* [Task goal]: Hunt for the word "these" across the entries below, copying each line that holds it.
START
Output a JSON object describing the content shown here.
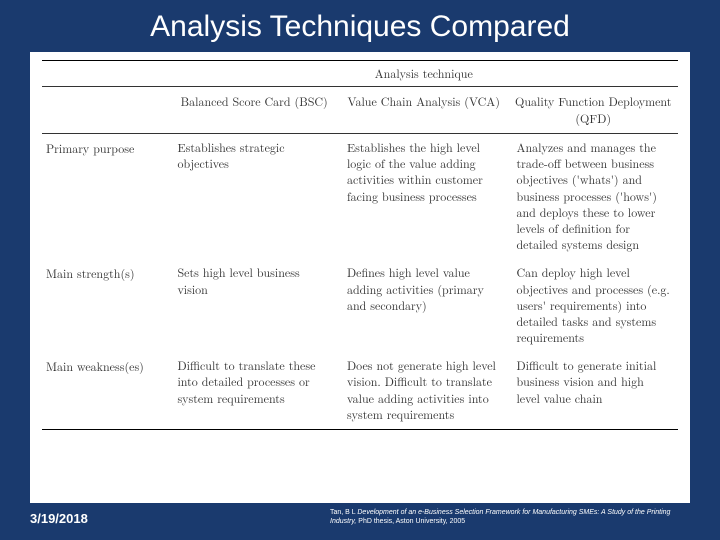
{
  "title": "Analysis Techniques Compared",
  "table": {
    "super_header": "Analysis technique",
    "columns": {
      "c1": "Balanced Score Card (BSC)",
      "c2": "Value Chain Analysis (VCA)",
      "c3": "Quality Function Deployment (QFD)"
    },
    "rows": {
      "r1": {
        "label": "Primary purpose",
        "c1": "Establishes strategic objectives",
        "c2": "Establishes the high level logic of the value adding activities within customer facing business processes",
        "c3": "Analyzes and manages the trade-off between business objectives ('whats') and business processes ('hows') and deploys these to lower levels of definition for detailed systems design"
      },
      "r2": {
        "label": "Main strength(s)",
        "c1": "Sets high level business vision",
        "c2": "Defines high level value adding activities (primary and secondary)",
        "c3": "Can deploy high level objectives and processes (e.g. users' requirements) into detailed tasks and systems requirements"
      },
      "r3": {
        "label": "Main weakness(es)",
        "c1": "Difficult to translate these into detailed processes or system requirements",
        "c2": "Does not generate high level vision. Difficult to translate value adding activities into system requirements",
        "c3": "Difficult to generate initial business vision and high level value chain"
      }
    }
  },
  "footer": {
    "date": "3/19/2018",
    "citation_author": "Tan, B L ",
    "citation_title": "Development of an e-Business Selection Framework for Manufacturing SMEs: A Study of the Printing Industry,",
    "citation_rest": " PhD thesis, Aston University, 2005"
  },
  "colors": {
    "background": "#1a3a6e",
    "text_light": "#ffffff",
    "table_bg": "#ffffff",
    "table_text": "#333333"
  }
}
END
* [Response to the task]:
        "c3": "Analyzes and manages the trade-off between business objectives ('whats') and business processes ('hows') and deploys these to lower levels of definition for detailed systems design"
        "c1": "Difficult to translate these into detailed processes or system requirements",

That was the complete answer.